(EXERCISE) Can you quote the records below in full, word for word?

(DATA PROVIDED)
- - - -

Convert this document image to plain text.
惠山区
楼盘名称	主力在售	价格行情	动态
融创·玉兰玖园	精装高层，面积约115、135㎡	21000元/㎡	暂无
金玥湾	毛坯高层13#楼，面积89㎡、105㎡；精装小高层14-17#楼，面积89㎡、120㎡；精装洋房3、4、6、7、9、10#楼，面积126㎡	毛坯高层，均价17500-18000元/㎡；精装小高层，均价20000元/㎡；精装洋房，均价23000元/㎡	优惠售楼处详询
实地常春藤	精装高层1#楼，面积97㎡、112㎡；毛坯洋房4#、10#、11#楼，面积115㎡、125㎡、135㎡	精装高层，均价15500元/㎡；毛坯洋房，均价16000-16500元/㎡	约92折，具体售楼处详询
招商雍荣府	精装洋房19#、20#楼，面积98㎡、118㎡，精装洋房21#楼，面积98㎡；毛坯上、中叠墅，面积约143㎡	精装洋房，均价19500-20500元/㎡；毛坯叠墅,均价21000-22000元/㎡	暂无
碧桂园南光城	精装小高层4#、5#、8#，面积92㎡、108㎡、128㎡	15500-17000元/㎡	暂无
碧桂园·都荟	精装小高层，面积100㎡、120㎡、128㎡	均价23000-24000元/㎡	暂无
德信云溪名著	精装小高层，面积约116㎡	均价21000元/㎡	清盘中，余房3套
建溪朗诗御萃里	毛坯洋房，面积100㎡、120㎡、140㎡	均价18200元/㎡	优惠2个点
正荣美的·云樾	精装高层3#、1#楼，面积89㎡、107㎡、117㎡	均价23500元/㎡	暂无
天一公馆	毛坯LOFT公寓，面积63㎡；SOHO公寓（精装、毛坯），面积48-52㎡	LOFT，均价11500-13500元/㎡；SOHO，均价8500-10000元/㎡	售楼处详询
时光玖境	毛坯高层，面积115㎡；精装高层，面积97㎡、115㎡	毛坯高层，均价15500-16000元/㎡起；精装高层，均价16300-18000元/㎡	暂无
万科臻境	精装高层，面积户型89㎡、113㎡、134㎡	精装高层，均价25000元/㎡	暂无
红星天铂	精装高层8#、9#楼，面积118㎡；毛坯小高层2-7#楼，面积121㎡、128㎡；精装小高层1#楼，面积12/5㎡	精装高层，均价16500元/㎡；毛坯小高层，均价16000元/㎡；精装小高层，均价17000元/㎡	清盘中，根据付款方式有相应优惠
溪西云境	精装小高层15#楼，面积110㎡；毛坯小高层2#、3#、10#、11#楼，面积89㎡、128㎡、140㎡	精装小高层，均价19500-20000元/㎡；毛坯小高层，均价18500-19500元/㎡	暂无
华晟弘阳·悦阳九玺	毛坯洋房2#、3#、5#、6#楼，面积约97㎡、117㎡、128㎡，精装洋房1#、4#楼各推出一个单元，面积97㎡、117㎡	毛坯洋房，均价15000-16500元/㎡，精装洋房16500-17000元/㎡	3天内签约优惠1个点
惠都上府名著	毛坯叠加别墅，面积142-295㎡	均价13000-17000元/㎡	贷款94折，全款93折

- - - -

(SOLVED EXERCISE)
Convert this document image to plain text.
惠山区
楼盘名称	主力在售	价格行情	动态
融创·玉兰玖园	精装高层，面积约115、135㎡	21000元/㎡	暂无
金玥湾	毛坯高层13#楼，面积89㎡、105㎡；精装小高层14-17#楼，面积89㎡、120㎡；精装洋房3、4、6、7、9、10#楼，面积126㎡	毛坯高层，均价17500-18000元/㎡；精装小高层，均价20000元/㎡；精装洋房，均价23000元/㎡	优惠售楼处详询
实地常春藤	精装高层1#楼，面积97㎡、112㎡；毛坯洋房4#、10#、11#楼，面积115㎡、125㎡、135㎡	精装高层，均价15500元/㎡；毛坯洋房，均价16000-16500元/㎡	约92折，具体售楼处详询
招商雍荣府	精装洋房19#、20#楼，面积98㎡、118㎡，精装洋房21#楼，面积98㎡；毛坯上、中叠墅，面积约143㎡	精装洋房，均价19500-20500元/㎡；毛坯叠墅,均价21000-22000元/㎡	暂无
碧桂园南光城	精装小高层4#、5#、8#，面积92㎡、108㎡、128㎡	15500-17000元/㎡	暂无
碧桂园·都荟	精装小高层，面积100㎡、120㎡、128㎡	均价23000-24000元/㎡	暂无
德信云溪名著	精装小高层，面积约116㎡	均价21000元/㎡	清盘中，余房3套
建溪朗诗御萃里	毛坯洋房，面积100㎡、120㎡、140㎡	均价18200元/㎡	优惠2个点
正荣美的·云樾	精装高层3#、1#楼，面积89㎡、107㎡、117㎡	均价23500元/㎡	暂无
天一公馆	毛坯LOFT公寓，面积63㎡；SOHO公寓（精装、毛坯），面积48-52㎡	LOFT，均价11500-13500元/㎡；SOHO，均价8500-10000元/㎡	售楼处详询
时光玖境	毛坯高层，面积115㎡；精装高层，面积97㎡、115㎡	毛坯高层，均价15500-16000元/㎡起；精装高层，均价16300-18000元/㎡	暂无
万科臻境	精装高层，面积户型89㎡、113㎡、134㎡	精装高层，均价25000元/㎡	暂无
红星天铂	精装高层8#、9#楼，面积118㎡；毛坯小高层2-7#楼，面积121㎡、128㎡；精装小高层1#楼，面积12/5㎡	精装高层，均价16500元/㎡；毛坯小高层，均价16000元/㎡；精装小高层，均价17000元/㎡	清盘中，根据付款方式有相应优惠
溪西云境	精装小高层15#楼，面积110㎡；毛坯小高层2#、3#、10#、11#楼，面积89㎡、128㎡、140㎡	精装小高层，均价19500-20000元/㎡；毛坯小高层，均价18500-19500元/㎡	暂无
华晟弘阳·悦阳九玺	毛坯洋房2#、3#、5#、6#楼，面积约97㎡、117㎡、128㎡，精装洋房1#、4#楼各推出一个单元，面积97㎡、117㎡	毛坯洋房，均价15000-16500元/㎡，精装洋房16500-17000元/㎡	3天内签约优惠1个点
惠都上府名著	毛坯叠加别墅，面积142-295㎡	均价13000-17000元/㎡	贷款94折，全款93折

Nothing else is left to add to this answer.